** Start MATERIAL SUPPLIED **

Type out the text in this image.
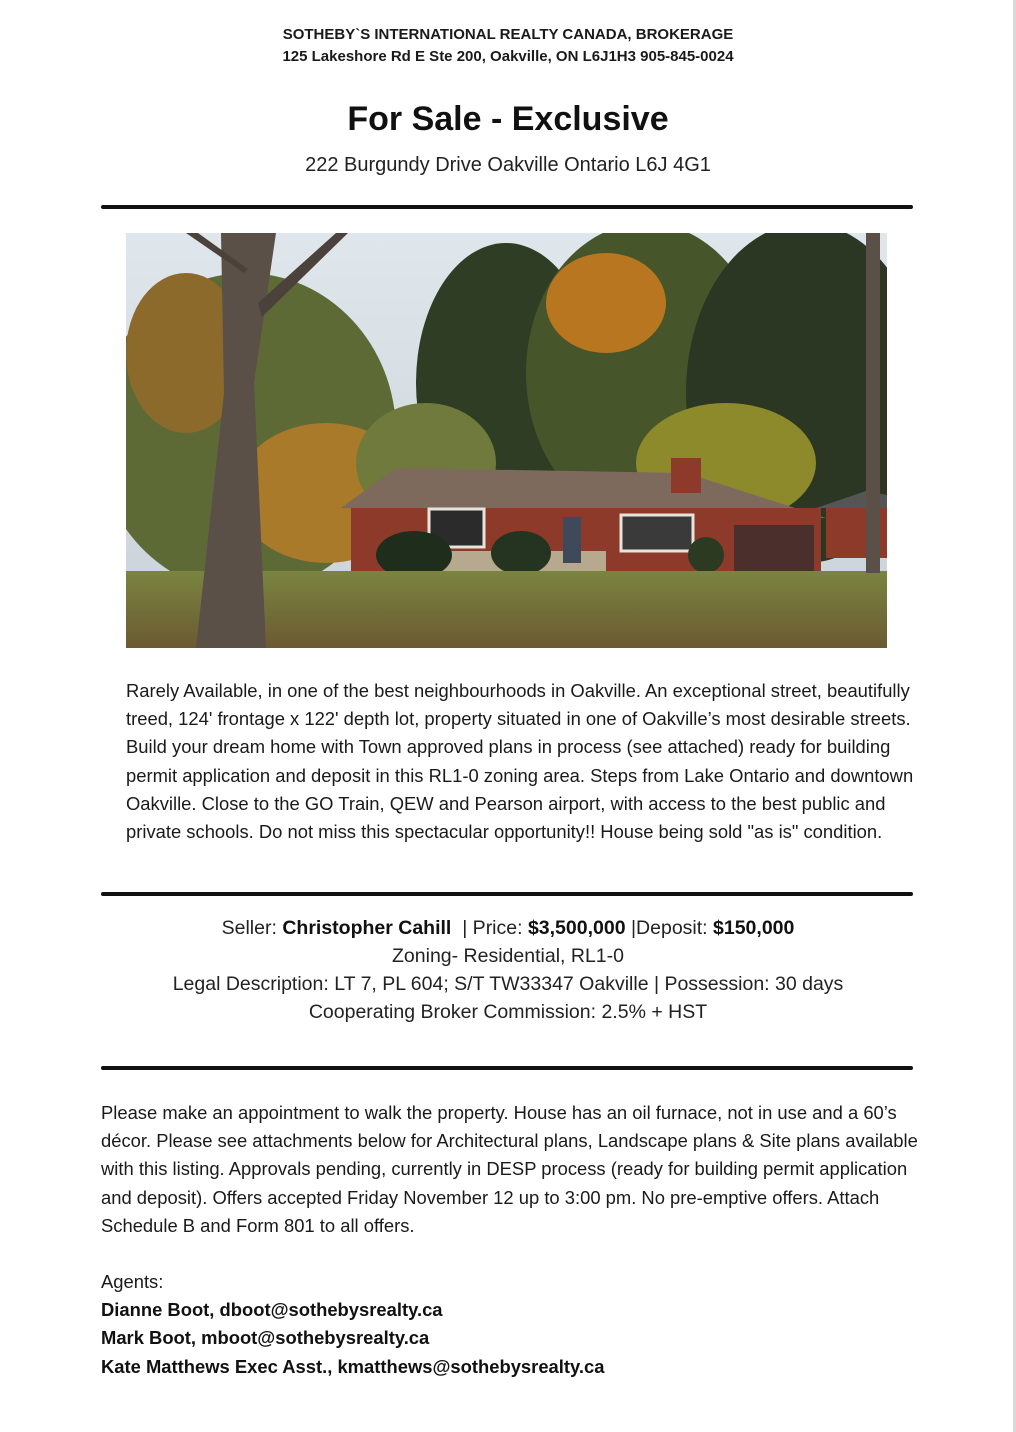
SOTHEBY`S INTERNATIONAL REALTY CANADA, BROKERAGE
125 Lakeshore Rd E Ste 200, Oakville, ON L6J1H3 905-845-0024
For Sale - Exclusive
222 Burgundy Drive Oakville Ontario L6J 4G1
Rarely Available, in one of the best neighbourhoods in Oakville. An exceptional street, beautifully treed, 124' frontage x 122' depth lot, property situated in one of Oakville’s most desirable streets. Build your dream home with Town approved plans in process (see attached) ready for building permit application and deposit in this RL1-0 zoning area. Steps from Lake Ontario and downtown Oakville. Close to the GO Train, QEW and Pearson airport, with access to the best public and private schools. Do not miss this spectacular opportunity!! House being sold "as is" condition.
Seller: Christopher Cahill | Price: $3,500,000 |Deposit: $150,000
Zoning- Residential, RL1-0
Legal Description: LT 7, PL 604; S/T TW33347 Oakville | Possession: 30 days
Cooperating Broker Commission: 2.5% + HST
Please make an appointment to walk the property. House has an oil furnace, not in use and a 60’s décor. Please see attachments below for Architectural plans, Landscape plans & Site plans available with this listing. Approvals pending, currently in DESP process (ready for building permit application and deposit). Offers accepted Friday November 12 up to 3:00 pm. No pre-emptive offers. Attach Schedule B and Form 801 to all offers.
Agents:
Dianne Boot, dboot@sothebysrealty.ca
Mark Boot, mboot@sothebysrealty.ca
Kate Matthews Exec Asst., kmatthews@sothebysrealty.ca
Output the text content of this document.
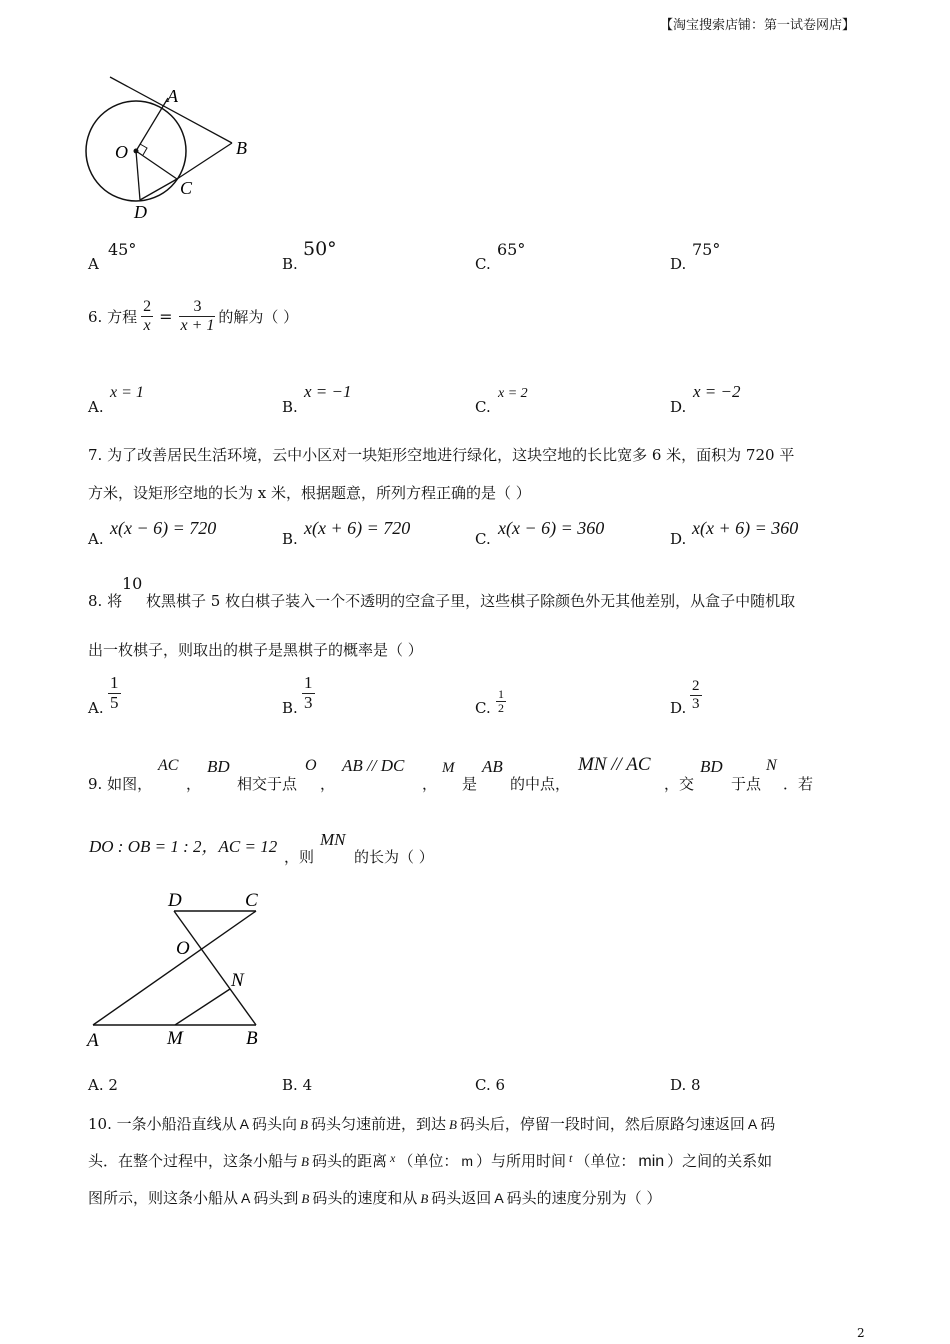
【淘宝搜索店铺：第一试卷网店】
A
B
O
C
D
A
45°
B.
50°
C.
65°
D.
75°
6. 方程 $\frac{2}{x} = \frac{3}{x + 1}$ 的解为（ ）
A.
x = 1
B.
x = −1
C.
x = 2
D.
x = −2
7. 为了改善居民生活环境，云中小区对一块矩形空地进行绿化，这块空地的长比宽多 6 米，面积为 720 平
方米，设矩形空地的长为 x 米，根据题意，所列方程正确的是（ ）
A.
x(x − 6) = 720
B.
x(x + 6) = 720
C.
x(x − 6) = 360
D.
x(x + 6) = 360
8. 将
10
枚黑棋子 5 枚白棋子装入一个不透明的空盒子里，这些棋子除颜色外无其他差别，从盒子中随机取
出一枚棋子，则取出的棋子是黑棋子的概率是（ ）
A. $\frac{1}{5}$	B. $\frac{1}{3}$	C. $\frac{1}{2}$	D. $\frac{2}{3}$
9. 如图，
AC
，
BD
相交于点
O
，
AB // DC
，
M
是
AB
的中点，
MN // AC
，交
BD
于点
N
．若
DO : OB = 1 : 2，AC = 12
，则
MN
的长为（ ）
D	C
O
N
A	M	B
A. 2	B. 4	C. 6	D. 8
10. 一条小船沿直线从 A 码头向 B 码头匀速前进，到达 B 码头后，停留一段时间，然后原路匀速返回 A 码
头．在整个过程中，这条小船与 B 码头的距离 $^x$ （单位： m ）与所用时间 $^t$ （单位： min ）之间的关系如
图所示，则这条小船从 A 码头到 B 码头的速度和从 B 码头返回 A 码头的速度分别为（ ）
2
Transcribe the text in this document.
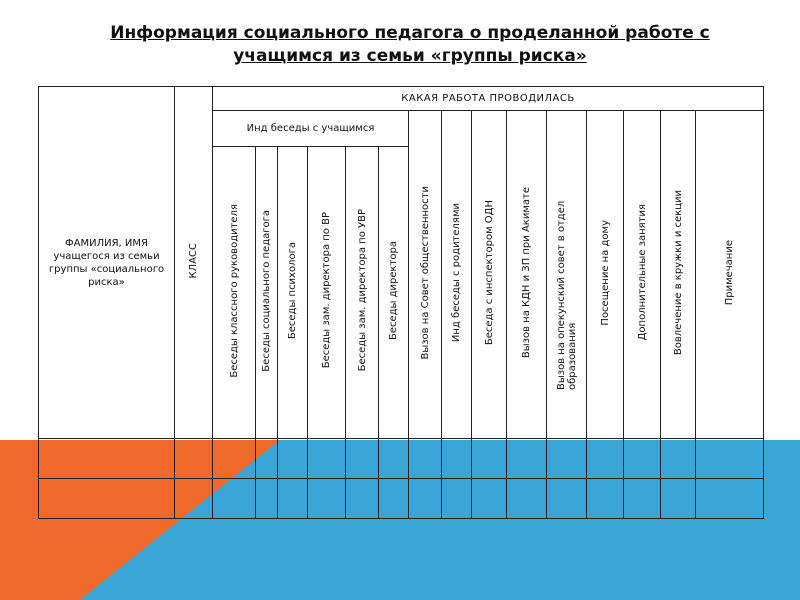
Информация социального педагога о проделанной работе с учащимся из семьи «группы риска»
ФАМИЛИЯ, ИМЯ учащегося из семьи группы «социального риска»	КЛАСС	КАКАЯ РАБОТА ПРОВОДИЛАСЬ														
		Инд беседы с учащимся						Вызов на Совет общественности	Инд беседы с родителями	Беседа с инспектором ОДН	Вызов на КДН и ЗП при Акимате	Вызов на опекунский совет в отдел образования	Посещение на дому	Дополнительные занятия	Вовлечение в кружки и секции	Примечание

		Беседы классного руководителя	Беседы социального педагога	Беседы психолога	Беседы зам. директора по ВР	Беседы зам. директора по УВР	Беседы директора									
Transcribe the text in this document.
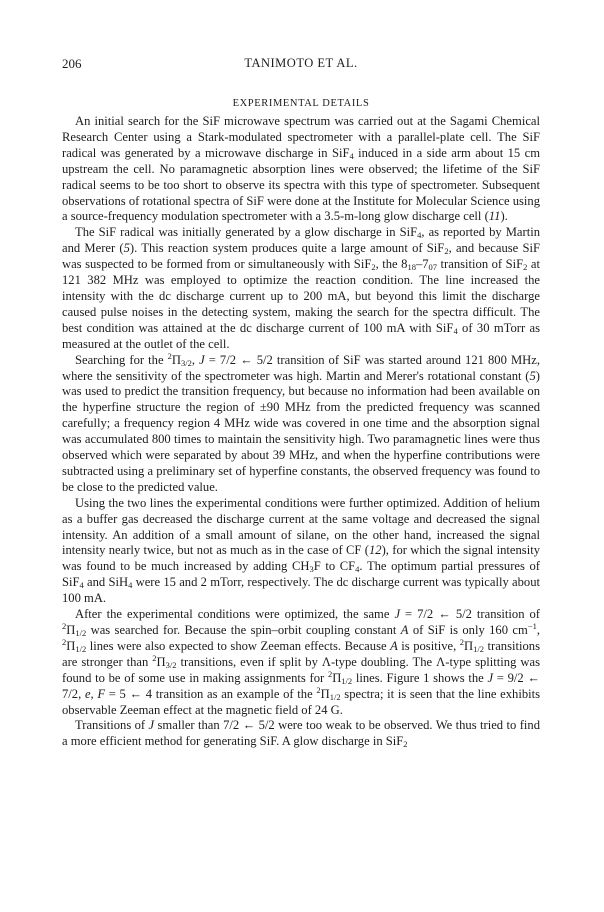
206	TANIMOTO ET AL.
EXPERIMENTAL DETAILS

An initial search for the SiF microwave spectrum was carried out at the Sagami Chemical Research Center using a Stark-modulated spectrometer with a parallel-plate cell. The SiF radical was generated by a microwave discharge in SiF$_4$ induced in a side arm about 15 cm upstream the cell. No paramagnetic absorption lines were observed; the lifetime of the SiF radical seems to be too short to observe its spectra with this type of spectrometer. Subsequent observations of rotational spectra of SiF were done at the Institute for Molecular Science using a source-frequency modulation spectrometer with a 3.5-m-long glow discharge cell (11).

The SiF radical was initially generated by a glow discharge in SiF$_4$, as reported by Martin and Merer (5). This reaction system produces quite a large amount of SiF$_2$, and because SiF was suspected to be formed from or simultaneously with SiF$_2$, the $8_{18}-7_{07}$ transition of SiF$_2$ at 121 382 MHz was employed to optimize the reaction condition. The line increased the intensity with the dc discharge current up to 200 mA, but beyond this limit the discharge caused pulse noises in the detecting system, making the search for the spectra difficult. The best condition was attained at the dc discharge current of 100 mA with SiF$_4$ of 30 mTorr as measured at the outlet of the cell.

Searching for the $^2\Pi_{3/2}$, J = 7/2 ← 5/2 transition of SiF was started around 121 800 MHz, where the sensitivity of the spectrometer was high. Martin and Merer's rotational constant (5) was used to predict the transition frequency, but because no information had been available on the hyperfine structure the region of ±90 MHz from the predicted frequency was scanned carefully; a frequency region 4 MHz wide was covered in one time and the absorption signal was accumulated 800 times to maintain the sensitivity high. Two paramagnetic lines were thus observed which were separated by about 39 MHz, and when the hyperfine contributions were subtracted using a preliminary set of hyperfine constants, the observed frequency was found to be close to the predicted value.

Using the two lines the experimental conditions were further optimized. Addition of helium as a buffer gas decreased the discharge current at the same voltage and decreased the signal intensity. An addition of a small amount of silane, on the other hand, increased the signal intensity nearly twice, but not as much as in the case of CF (12), for which the signal intensity was found to be much increased by adding $CH_3F$ to $CF_4$. The optimum partial pressures of SiF$_4$ and SiH$_4$ were 15 and 2 mTorr, respectively. The dc discharge current was typically about 100 mA.

After the experimental conditions were optimized, the same J = 7/2 ← 5/2 transition of $^2\Pi_{1/2}$ was searched for. Because the spin–orbit coupling constant A of SiF is only 160 $cm^{-1}$, $^2\Pi_{1/2}$ lines were also expected to show Zeeman effects. Because A is positive, $^2\Pi_{1/2}$ transitions are stronger than $^2\Pi_{3/2}$ transitions, even if split by Λ-type doubling. The Λ-type splitting was found to be of some use in making assignments for $^2\Pi_{1/2}$ lines. Figure 1 shows the J = 9/2 ← 7/2, e, F = 5 ← 4 transition as an example of the $^2\Pi_{1/2}$ spectra; it is seen that the line exhibits observable Zeeman effect at the magnetic field of 24 G.

Transitions of J smaller than 7/2 ← 5/2 were too weak to be observed. We thus tried to find a more efficient method for generating SiF. A glow discharge in SiF$_2$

** End MATERIAL SUPPLIED **

Every record above must be given again exactly; drop the pictures.

Type out the text in this image.
SOTHEBY`S INTERNATIONAL REALTY CANADA, BROKERAGE
125 Lakeshore Rd E Ste 200, Oakville, ON L6J1H3 905-845-0024
For Sale - Exclusive
222 Burgundy Drive Oakville Ontario L6J 4G1
Rarely Available, in one of the best neighbourhoods in Oakville. An exceptional street, beautifully treed, 124' frontage x 122' depth lot, property situated in one of Oakville’s most desirable streets. Build your dream home with Town approved plans in process (see attached) ready for building permit application and deposit in this RL1-0 zoning area. Steps from Lake Ontario and downtown Oakville. Close to the GO Train, QEW and Pearson airport, with access to the best public and private schools. Do not miss this spectacular opportunity!! House being sold "as is" condition.
Seller: Christopher Cahill | Price: $3,500,000 |Deposit: $150,000
Zoning- Residential, RL1-0
Legal Description: LT 7, PL 604; S/T TW33347 Oakville | Possession: 30 days
Cooperating Broker Commission: 2.5% + HST
Please make an appointment to walk the property. House has an oil furnace, not in use and a 60’s décor. Please see attachments below for Architectural plans, Landscape plans & Site plans available with this listing. Approvals pending, currently in DESP process (ready for building permit application and deposit). Offers accepted Friday November 12 up to 3:00 pm. No pre-emptive offers. Attach Schedule B and Form 801 to all offers.
Agents:
Dianne Boot, dboot@sothebysrealty.ca
Mark Boot, mboot@sothebysrealty.ca
Kate Matthews Exec Asst., kmatthews@sothebysrealty.ca
Output the text content of this document.
【淘宝搜索店铺：第一试卷网店】
A
B
O
C
D
A
45°
B.
50°
C.
65°
D.
75°
6. 方程 $\frac{2}{x} = \frac{3}{x + 1}$ 的解为（ ）
A.
x = 1
B.
x = −1
C.
x = 2
D.
x = −2
7. 为了改善居民生活环境，云中小区对一块矩形空地进行绿化，这块空地的长比宽多 6 米，面积为 720 平
方米，设矩形空地的长为 x 米，根据题意，所列方程正确的是（ ）
A.
x(x − 6) = 720
B.
x(x + 6) = 720
C.
x(x − 6) = 360
D.
x(x + 6) = 360
8. 将
10
枚黑棋子 5 枚白棋子装入一个不透明的空盒子里，这些棋子除颜色外无其他差别，从盒子中随机取
出一枚棋子，则取出的棋子是黑棋子的概率是（ ）
A. $\frac{1}{5}$	B. $\frac{1}{3}$	C. $\frac{1}{2}$	D. $\frac{2}{3}$
9. 如图，
AC
，
BD
相交于点
O
，
AB // DC
，
M
是
AB
的中点，
MN // AC
，交
BD
于点
N
．若
DO : OB = 1 : 2，AC = 12
，则
MN
的长为（ ）
D	C
O
N
A	M	B
A. 2	B. 4	C. 6	D. 8
10. 一条小船沿直线从 A 码头向 B 码头匀速前进，到达 B 码头后，停留一段时间，然后原路匀速返回 A 码
头．在整个过程中，这条小船与 B 码头的距离 $^x$ （单位： m ）与所用时间 $^t$ （单位： min ）之间的关系如
图所示，则这条小船从 A 码头到 B 码头的速度和从 B 码头返回 A 码头的速度分别为（ ）
2
Transcribe the text in this document.
Информация социального педагога о проделанной работе с учащимся из семьи «группы риска»
ФАМИЛИЯ, ИМЯ учащегося из семьи группы «социального риска»	КЛАСС	КАКАЯ РАБОТА ПРОВОДИЛАСЬ														
		Инд беседы с учащимся						Вызов на Совет общественности	Инд беседы с родителями	Беседа с инспектором ОДН	Вызов на КДН и ЗП при Акимате	Вызов на опекунский совет в отдел образования	Посещение на дому	Дополнительные занятия	Вовлечение в кружки и секции	Примечание

		Беседы классного руководителя	Беседы социального педагога	Беседы психолога	Беседы зам. директора по ВР	Беседы зам. директора по УВР	Беседы директора									
Transcribe the text in this document.
206	TANIMOTO ET AL.
EXPERIMENTAL DETAILS

An initial search for the SiF microwave spectrum was carried out at the Sagami Chemical Research Center using a Stark-modulated spectrometer with a parallel-plate cell. The SiF radical was generated by a microwave discharge in SiF$_4$ induced in a side arm about 15 cm upstream the cell. No paramagnetic absorption lines were observed; the lifetime of the SiF radical seems to be too short to observe its spectra with this type of spectrometer. Subsequent observations of rotational spectra of SiF were done at the Institute for Molecular Science using a source-frequency modulation spectrometer with a 3.5-m-long glow discharge cell (11).

The SiF radical was initially generated by a glow discharge in SiF$_4$, as reported by Martin and Merer (5). This reaction system produces quite a large amount of SiF$_2$, and because SiF was suspected to be formed from or simultaneously with SiF$_2$, the $8_{18}-7_{07}$ transition of SiF$_2$ at 121 382 MHz was employed to optimize the reaction condition. The line increased the intensity with the dc discharge current up to 200 mA, but beyond this limit the discharge caused pulse noises in the detecting system, making the search for the spectra difficult. The best condition was attained at the dc discharge current of 100 mA with SiF$_4$ of 30 mTorr as measured at the outlet of the cell.

Searching for the $^2\Pi_{3/2}$, J = 7/2 ← 5/2 transition of SiF was started around 121 800 MHz, where the sensitivity of the spectrometer was high. Martin and Merer's rotational constant (5) was used to predict the transition frequency, but because no information had been available on the hyperfine structure the region of ±90 MHz from the predicted frequency was scanned carefully; a frequency region 4 MHz wide was covered in one time and the absorption signal was accumulated 800 times to maintain the sensitivity high. Two paramagnetic lines were thus observed which were separated by about 39 MHz, and when the hyperfine contributions were subtracted using a preliminary set of hyperfine constants, the observed frequency was found to be close to the predicted value.

Using the two lines the experimental conditions were further optimized. Addition of helium as a buffer gas decreased the discharge current at the same voltage and decreased the signal intensity. An addition of a small amount of silane, on the other hand, increased the signal intensity nearly twice, but not as much as in the case of CF (12), for which the signal intensity was found to be much increased by adding $CH_3F$ to $CF_4$. The optimum partial pressures of SiF$_4$ and SiH$_4$ were 15 and 2 mTorr, respectively. The dc discharge current was typically about 100 mA.

After the experimental conditions were optimized, the same J = 7/2 ← 5/2 transition of $^2\Pi_{1/2}$ was searched for. Because the spin–orbit coupling constant A of SiF is only 160 $cm^{-1}$, $^2\Pi_{1/2}$ lines were also expected to show Zeeman effects. Because A is positive, $^2\Pi_{1/2}$ transitions are stronger than $^2\Pi_{3/2}$ transitions, even if split by Λ-type doubling. The Λ-type splitting was found to be of some use in making assignments for $^2\Pi_{1/2}$ lines. Figure 1 shows the J = 9/2 ← 7/2, e, F = 5 ← 4 transition as an example of the $^2\Pi_{1/2}$ spectra; it is seen that the line exhibits observable Zeeman effect at the magnetic field of 24 G.

Transitions of J smaller than 7/2 ← 5/2 were too weak to be observed. We thus tried to find a more efficient method for generating SiF. A glow discharge in SiF$_2$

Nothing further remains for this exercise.